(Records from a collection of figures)

Start

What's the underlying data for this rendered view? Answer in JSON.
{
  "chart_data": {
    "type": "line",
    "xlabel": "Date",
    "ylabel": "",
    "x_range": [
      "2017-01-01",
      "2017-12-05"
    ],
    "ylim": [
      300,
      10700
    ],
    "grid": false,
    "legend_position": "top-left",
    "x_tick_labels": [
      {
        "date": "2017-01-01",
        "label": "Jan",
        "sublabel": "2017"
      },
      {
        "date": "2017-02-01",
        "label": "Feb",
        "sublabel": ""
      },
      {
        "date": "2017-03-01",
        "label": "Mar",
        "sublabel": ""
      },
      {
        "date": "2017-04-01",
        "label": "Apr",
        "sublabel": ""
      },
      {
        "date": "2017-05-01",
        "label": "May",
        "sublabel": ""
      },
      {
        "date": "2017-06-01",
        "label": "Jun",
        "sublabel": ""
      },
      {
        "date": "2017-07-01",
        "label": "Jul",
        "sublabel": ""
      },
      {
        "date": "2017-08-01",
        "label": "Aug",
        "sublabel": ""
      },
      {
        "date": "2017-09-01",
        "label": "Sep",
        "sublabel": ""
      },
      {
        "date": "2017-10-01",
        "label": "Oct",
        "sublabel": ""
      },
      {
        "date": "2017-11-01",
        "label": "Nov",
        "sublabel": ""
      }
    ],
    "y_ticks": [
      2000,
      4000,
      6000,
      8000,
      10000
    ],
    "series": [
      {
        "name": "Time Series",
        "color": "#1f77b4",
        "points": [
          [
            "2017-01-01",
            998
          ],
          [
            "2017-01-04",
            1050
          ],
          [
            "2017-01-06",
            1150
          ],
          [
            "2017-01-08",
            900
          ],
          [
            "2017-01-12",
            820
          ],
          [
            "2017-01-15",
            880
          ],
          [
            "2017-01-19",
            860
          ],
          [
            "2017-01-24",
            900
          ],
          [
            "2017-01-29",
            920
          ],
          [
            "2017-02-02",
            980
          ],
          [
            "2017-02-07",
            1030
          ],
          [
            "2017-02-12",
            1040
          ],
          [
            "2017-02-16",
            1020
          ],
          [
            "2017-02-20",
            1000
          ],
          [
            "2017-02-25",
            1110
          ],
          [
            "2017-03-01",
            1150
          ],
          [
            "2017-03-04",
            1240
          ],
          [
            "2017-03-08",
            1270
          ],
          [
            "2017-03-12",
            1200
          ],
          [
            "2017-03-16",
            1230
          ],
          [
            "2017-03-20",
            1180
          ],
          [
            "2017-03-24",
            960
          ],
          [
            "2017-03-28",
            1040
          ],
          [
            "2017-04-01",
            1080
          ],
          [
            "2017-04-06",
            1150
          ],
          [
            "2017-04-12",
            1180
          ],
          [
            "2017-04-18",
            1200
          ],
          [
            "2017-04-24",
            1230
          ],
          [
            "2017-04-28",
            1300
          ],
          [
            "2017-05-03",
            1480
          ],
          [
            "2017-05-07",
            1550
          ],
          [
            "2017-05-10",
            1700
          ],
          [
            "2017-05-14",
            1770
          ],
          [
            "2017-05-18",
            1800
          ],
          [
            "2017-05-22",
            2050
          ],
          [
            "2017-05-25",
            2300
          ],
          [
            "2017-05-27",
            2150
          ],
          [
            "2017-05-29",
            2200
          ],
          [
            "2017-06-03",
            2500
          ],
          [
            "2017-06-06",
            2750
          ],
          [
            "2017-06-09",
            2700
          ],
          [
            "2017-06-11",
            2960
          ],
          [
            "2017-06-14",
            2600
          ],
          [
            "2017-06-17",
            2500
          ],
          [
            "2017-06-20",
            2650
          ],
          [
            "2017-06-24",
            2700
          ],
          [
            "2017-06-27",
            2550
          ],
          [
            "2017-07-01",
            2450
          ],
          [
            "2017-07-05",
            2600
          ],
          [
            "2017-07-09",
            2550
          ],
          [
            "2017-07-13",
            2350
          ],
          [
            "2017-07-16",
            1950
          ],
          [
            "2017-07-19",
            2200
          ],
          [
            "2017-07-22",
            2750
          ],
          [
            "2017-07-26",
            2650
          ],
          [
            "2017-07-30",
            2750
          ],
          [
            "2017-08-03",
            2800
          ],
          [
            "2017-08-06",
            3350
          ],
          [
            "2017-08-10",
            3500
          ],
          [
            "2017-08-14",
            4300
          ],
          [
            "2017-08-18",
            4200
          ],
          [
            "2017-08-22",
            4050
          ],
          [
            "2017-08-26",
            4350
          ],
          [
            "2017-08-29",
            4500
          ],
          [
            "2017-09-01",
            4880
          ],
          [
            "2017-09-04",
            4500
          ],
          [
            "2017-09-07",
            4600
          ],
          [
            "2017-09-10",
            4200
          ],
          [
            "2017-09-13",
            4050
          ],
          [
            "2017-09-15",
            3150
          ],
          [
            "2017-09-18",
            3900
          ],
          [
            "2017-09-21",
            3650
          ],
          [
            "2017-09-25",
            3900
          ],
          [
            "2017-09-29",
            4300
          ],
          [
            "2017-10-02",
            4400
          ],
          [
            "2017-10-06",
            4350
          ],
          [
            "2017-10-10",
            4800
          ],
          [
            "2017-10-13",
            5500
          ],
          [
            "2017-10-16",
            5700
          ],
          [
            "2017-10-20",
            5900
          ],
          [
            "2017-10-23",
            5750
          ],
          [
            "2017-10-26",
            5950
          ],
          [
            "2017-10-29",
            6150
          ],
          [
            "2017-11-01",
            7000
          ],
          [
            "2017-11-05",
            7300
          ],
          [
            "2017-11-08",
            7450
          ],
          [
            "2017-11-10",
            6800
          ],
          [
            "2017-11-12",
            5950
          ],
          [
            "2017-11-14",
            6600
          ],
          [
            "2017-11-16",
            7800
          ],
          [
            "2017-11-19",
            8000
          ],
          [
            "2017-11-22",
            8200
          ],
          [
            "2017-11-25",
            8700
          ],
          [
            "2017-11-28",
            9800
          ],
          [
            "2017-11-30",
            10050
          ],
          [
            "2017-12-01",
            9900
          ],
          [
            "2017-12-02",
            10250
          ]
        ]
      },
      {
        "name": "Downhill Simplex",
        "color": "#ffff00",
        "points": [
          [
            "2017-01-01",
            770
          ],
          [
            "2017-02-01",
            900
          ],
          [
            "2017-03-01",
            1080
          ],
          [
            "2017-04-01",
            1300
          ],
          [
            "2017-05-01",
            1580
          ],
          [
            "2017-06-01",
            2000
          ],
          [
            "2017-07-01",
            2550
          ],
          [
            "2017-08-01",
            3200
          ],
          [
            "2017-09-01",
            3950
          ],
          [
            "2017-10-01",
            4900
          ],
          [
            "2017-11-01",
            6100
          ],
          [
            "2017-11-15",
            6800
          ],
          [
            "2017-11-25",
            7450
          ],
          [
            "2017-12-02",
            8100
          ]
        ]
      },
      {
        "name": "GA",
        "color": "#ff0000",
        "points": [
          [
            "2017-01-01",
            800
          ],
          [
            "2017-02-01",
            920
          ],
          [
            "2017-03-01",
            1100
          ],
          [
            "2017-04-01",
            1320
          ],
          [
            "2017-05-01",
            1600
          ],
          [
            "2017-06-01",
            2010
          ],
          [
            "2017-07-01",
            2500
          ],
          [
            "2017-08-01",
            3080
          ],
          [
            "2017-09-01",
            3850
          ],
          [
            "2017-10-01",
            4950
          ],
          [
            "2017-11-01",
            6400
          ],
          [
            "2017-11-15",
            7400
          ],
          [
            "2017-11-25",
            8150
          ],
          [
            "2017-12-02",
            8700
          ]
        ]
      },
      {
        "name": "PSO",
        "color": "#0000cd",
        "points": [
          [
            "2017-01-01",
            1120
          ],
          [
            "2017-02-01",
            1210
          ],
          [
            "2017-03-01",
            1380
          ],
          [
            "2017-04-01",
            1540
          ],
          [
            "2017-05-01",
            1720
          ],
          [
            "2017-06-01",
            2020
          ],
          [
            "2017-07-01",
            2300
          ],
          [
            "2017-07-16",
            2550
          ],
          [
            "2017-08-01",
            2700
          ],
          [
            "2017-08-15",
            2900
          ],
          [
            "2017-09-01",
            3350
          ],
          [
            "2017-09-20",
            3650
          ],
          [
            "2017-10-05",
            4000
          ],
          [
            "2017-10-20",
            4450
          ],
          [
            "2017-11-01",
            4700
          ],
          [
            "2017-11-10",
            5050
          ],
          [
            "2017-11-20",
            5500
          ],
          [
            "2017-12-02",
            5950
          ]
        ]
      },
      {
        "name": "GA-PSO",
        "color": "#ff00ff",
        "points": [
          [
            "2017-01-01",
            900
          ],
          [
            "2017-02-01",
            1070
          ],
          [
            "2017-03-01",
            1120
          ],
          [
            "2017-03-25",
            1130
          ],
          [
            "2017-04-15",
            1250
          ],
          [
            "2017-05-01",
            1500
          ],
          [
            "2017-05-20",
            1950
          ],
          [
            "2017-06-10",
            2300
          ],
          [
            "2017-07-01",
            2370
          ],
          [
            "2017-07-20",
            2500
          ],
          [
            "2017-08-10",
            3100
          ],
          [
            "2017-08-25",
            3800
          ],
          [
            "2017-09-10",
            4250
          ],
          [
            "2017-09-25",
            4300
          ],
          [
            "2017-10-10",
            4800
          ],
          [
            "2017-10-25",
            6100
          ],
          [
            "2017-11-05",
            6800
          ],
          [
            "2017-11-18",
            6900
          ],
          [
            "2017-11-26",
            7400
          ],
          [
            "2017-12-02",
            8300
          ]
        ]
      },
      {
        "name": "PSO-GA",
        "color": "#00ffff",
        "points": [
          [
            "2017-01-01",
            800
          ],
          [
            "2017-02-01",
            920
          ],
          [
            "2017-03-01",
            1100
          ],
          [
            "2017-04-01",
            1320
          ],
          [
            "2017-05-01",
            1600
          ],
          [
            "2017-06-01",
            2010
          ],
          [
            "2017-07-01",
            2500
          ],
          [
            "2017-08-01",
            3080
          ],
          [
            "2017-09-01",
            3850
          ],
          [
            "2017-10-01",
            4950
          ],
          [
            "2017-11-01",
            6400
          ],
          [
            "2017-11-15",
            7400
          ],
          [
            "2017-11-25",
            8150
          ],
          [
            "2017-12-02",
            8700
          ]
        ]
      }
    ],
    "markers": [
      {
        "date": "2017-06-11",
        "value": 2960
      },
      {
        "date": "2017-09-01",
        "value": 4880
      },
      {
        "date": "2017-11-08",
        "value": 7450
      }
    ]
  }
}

End

◆ Given task ◆
Copy each line above that contains the string "name".

◆ Exercise solution ◆
        "name": "Time Series",
        "name": "Downhill Simplex",
        "name": "GA",
        "name": "PSO",
        "name": "GA-PSO",
        "name": "PSO-GA",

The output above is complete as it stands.